— BEGIN DATASET RECORDS —

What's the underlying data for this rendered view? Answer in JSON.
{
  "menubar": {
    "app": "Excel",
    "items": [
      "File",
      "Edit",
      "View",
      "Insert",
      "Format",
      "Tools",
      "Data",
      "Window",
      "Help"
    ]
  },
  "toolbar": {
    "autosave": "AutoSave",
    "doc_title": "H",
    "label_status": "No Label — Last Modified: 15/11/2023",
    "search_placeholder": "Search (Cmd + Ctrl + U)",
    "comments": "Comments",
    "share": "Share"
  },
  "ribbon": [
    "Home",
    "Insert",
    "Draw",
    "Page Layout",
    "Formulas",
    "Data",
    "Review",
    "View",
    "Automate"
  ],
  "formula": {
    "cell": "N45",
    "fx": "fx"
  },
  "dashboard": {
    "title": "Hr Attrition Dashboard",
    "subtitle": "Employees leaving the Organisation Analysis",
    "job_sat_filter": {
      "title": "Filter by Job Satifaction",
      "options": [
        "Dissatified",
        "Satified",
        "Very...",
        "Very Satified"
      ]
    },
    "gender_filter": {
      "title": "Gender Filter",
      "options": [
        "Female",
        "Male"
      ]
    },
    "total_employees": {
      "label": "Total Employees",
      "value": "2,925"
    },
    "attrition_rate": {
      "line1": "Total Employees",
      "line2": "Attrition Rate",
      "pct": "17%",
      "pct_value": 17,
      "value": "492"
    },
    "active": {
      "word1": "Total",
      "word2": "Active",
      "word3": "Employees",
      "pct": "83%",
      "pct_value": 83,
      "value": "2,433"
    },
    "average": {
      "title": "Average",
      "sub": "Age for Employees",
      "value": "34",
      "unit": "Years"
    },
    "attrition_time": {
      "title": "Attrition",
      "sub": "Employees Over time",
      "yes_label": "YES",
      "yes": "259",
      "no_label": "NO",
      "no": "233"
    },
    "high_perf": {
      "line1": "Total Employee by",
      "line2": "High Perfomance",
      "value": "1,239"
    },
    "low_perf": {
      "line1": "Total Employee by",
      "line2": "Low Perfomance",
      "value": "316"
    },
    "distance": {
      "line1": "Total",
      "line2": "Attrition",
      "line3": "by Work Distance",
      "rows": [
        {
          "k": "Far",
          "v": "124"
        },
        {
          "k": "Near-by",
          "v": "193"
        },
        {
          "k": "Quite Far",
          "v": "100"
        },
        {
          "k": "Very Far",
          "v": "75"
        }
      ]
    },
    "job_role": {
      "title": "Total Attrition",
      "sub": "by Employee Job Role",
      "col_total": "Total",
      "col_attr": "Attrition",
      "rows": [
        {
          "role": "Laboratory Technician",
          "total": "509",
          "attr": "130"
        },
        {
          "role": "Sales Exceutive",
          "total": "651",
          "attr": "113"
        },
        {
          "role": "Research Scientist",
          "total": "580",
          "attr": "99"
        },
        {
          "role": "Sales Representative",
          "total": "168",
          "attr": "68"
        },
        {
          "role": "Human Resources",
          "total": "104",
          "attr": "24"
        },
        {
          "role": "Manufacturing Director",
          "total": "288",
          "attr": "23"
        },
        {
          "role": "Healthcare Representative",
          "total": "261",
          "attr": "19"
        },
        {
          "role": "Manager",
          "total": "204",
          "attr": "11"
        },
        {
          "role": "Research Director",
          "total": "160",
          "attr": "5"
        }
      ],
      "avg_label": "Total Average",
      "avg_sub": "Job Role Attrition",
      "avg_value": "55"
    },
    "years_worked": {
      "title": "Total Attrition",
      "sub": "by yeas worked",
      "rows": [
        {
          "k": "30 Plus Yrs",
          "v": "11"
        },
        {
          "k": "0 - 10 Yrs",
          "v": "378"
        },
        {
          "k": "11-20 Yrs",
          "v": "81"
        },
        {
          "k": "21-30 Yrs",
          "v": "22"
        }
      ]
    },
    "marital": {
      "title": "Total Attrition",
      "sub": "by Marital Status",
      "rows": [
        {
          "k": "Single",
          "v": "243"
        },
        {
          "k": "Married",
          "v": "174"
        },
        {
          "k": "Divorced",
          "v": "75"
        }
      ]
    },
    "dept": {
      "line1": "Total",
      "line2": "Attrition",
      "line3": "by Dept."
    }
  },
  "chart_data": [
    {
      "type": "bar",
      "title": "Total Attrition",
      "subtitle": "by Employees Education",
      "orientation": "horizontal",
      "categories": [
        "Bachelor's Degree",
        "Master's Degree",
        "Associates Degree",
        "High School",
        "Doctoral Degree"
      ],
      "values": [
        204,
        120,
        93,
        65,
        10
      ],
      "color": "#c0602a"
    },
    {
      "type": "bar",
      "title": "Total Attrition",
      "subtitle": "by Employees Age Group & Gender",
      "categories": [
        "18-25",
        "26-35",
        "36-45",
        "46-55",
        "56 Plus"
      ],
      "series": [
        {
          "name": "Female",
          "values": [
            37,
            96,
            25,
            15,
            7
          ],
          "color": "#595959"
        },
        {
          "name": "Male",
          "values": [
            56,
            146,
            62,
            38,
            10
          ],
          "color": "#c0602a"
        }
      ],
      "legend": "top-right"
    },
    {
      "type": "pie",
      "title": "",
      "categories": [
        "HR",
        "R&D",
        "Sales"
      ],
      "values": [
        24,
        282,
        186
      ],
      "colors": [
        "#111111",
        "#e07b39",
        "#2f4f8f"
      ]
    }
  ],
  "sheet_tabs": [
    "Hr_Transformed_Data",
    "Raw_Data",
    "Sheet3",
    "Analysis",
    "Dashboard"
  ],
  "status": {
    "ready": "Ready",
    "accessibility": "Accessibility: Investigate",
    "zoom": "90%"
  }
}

— END DATASET RECORDS —

Count the lines of these entries that hold the string "Director", and give only that number.

● EXERCISE RESULT
2